** START OF Records supplied **

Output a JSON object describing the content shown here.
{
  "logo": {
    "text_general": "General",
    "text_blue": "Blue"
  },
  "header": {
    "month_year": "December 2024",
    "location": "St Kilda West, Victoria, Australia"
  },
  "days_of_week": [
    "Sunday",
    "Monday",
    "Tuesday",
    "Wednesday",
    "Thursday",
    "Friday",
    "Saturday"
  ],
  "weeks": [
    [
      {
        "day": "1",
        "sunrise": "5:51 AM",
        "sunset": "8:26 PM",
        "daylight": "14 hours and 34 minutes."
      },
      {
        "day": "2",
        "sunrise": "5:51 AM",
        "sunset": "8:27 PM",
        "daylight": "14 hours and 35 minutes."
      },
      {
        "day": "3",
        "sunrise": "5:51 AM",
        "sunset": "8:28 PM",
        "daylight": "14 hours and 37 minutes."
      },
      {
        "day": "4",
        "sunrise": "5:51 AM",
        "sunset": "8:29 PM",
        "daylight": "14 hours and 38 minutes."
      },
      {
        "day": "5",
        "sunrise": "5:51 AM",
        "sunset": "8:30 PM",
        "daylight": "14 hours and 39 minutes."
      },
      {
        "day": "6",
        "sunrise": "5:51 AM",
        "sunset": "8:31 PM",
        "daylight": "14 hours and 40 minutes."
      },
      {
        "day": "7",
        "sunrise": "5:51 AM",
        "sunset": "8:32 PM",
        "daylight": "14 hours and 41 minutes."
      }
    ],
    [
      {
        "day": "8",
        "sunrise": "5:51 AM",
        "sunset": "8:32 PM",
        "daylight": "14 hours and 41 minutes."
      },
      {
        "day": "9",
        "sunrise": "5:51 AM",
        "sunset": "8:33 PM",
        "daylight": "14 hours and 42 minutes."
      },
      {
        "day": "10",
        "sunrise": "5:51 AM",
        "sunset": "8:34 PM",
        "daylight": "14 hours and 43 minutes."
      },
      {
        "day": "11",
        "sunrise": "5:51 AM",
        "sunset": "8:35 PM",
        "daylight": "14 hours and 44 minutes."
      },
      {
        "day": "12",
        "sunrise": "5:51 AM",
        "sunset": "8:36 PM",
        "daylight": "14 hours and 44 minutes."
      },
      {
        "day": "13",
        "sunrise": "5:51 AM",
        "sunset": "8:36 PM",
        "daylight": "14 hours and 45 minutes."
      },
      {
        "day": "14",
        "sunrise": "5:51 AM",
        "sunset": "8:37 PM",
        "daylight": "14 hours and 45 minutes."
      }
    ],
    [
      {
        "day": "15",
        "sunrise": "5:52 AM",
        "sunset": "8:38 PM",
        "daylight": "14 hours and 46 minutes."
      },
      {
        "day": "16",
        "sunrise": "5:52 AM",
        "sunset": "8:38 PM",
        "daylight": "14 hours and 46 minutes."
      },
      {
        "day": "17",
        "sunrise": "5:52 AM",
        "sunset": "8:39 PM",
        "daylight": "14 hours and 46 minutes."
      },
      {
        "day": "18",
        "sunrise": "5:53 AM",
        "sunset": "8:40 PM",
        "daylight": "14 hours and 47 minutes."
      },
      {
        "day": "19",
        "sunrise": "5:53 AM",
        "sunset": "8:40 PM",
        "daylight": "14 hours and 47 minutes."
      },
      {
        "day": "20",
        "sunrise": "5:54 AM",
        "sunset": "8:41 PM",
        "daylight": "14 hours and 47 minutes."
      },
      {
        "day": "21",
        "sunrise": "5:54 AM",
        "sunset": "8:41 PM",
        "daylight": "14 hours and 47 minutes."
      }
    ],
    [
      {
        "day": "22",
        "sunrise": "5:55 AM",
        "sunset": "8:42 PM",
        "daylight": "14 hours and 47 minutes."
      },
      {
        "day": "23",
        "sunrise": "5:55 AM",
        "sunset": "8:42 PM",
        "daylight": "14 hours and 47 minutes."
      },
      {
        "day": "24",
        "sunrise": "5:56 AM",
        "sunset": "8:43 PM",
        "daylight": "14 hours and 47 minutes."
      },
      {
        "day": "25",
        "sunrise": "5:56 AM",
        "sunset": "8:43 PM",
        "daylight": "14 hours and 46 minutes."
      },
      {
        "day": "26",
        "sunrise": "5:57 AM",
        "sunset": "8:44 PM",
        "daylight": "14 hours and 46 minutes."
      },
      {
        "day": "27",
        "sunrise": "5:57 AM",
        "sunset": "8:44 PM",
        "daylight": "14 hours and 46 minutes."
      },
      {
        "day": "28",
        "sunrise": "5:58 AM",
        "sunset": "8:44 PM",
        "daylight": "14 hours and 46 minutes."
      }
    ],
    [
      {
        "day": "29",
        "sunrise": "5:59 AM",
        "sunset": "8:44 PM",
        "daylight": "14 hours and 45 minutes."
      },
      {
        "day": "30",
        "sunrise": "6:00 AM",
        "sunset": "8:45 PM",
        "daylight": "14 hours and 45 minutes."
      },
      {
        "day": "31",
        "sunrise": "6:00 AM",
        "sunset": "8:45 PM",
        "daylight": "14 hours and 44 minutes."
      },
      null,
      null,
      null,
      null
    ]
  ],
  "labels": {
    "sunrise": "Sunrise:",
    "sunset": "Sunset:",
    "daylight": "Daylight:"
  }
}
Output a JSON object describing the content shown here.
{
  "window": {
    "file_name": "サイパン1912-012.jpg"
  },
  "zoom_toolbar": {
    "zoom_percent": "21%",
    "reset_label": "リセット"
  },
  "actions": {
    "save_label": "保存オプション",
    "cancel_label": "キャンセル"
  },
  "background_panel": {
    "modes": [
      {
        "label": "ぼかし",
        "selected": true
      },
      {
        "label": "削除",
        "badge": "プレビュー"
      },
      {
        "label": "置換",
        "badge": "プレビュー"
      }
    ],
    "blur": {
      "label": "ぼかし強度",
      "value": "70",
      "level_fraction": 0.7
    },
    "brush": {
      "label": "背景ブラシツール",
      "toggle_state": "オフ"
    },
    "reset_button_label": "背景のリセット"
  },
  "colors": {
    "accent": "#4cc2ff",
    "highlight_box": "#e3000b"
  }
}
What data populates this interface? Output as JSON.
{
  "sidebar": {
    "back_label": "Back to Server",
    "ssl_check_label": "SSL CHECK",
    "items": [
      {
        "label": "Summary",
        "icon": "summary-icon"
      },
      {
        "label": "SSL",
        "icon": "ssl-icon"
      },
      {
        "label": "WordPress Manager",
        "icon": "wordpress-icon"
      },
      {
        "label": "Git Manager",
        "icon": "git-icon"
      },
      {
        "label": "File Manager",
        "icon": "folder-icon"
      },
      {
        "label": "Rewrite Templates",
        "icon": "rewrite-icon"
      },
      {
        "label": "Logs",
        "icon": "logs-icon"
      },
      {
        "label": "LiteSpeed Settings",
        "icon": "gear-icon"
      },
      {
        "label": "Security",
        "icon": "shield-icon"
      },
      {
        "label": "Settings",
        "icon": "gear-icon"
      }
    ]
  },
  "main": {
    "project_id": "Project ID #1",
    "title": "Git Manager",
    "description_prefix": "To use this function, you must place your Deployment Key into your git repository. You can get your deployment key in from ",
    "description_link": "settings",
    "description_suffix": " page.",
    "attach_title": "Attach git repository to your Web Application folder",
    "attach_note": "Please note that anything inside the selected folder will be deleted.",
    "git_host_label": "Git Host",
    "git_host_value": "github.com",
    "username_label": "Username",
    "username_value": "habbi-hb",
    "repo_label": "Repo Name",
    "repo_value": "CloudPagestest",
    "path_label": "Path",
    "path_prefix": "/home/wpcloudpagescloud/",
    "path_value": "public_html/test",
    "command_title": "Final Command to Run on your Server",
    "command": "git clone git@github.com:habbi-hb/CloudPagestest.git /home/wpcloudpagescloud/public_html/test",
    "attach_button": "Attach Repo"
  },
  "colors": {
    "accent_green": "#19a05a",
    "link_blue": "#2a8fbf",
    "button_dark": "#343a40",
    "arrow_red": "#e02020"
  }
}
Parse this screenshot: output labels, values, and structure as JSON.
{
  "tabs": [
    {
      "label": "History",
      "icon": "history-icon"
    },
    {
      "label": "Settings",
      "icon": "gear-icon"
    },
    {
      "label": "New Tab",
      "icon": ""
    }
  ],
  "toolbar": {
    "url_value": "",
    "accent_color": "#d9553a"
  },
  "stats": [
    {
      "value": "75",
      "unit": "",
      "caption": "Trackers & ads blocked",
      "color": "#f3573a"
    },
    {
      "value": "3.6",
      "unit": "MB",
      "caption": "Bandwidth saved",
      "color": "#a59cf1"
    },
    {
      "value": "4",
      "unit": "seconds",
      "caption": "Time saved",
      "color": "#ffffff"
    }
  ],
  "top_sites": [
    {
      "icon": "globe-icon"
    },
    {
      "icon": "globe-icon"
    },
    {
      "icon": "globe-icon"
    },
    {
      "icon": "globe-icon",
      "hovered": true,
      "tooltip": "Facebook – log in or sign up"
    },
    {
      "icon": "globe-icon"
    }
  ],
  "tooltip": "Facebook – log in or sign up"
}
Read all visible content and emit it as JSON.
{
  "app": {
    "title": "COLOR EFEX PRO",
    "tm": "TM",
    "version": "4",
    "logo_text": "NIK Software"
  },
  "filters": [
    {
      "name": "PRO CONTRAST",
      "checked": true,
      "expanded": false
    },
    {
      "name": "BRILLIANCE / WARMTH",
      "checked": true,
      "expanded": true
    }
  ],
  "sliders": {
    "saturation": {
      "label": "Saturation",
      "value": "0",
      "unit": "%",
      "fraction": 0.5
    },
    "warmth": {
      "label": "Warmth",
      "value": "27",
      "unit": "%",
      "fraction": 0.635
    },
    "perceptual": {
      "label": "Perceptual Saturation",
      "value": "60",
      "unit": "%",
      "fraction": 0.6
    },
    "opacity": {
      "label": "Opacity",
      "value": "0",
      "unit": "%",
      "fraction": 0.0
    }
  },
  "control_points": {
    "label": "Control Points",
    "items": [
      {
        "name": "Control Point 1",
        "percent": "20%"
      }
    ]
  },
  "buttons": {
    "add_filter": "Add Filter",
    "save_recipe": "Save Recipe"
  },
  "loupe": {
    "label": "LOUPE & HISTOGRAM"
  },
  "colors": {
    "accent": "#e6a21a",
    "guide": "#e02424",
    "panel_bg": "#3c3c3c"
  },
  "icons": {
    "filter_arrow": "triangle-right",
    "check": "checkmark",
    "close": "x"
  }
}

** END OF Records supplied **

What this task involves: Among the lines of the data above, determine how many contain the word "github". Report the number alone.

Full answer: 2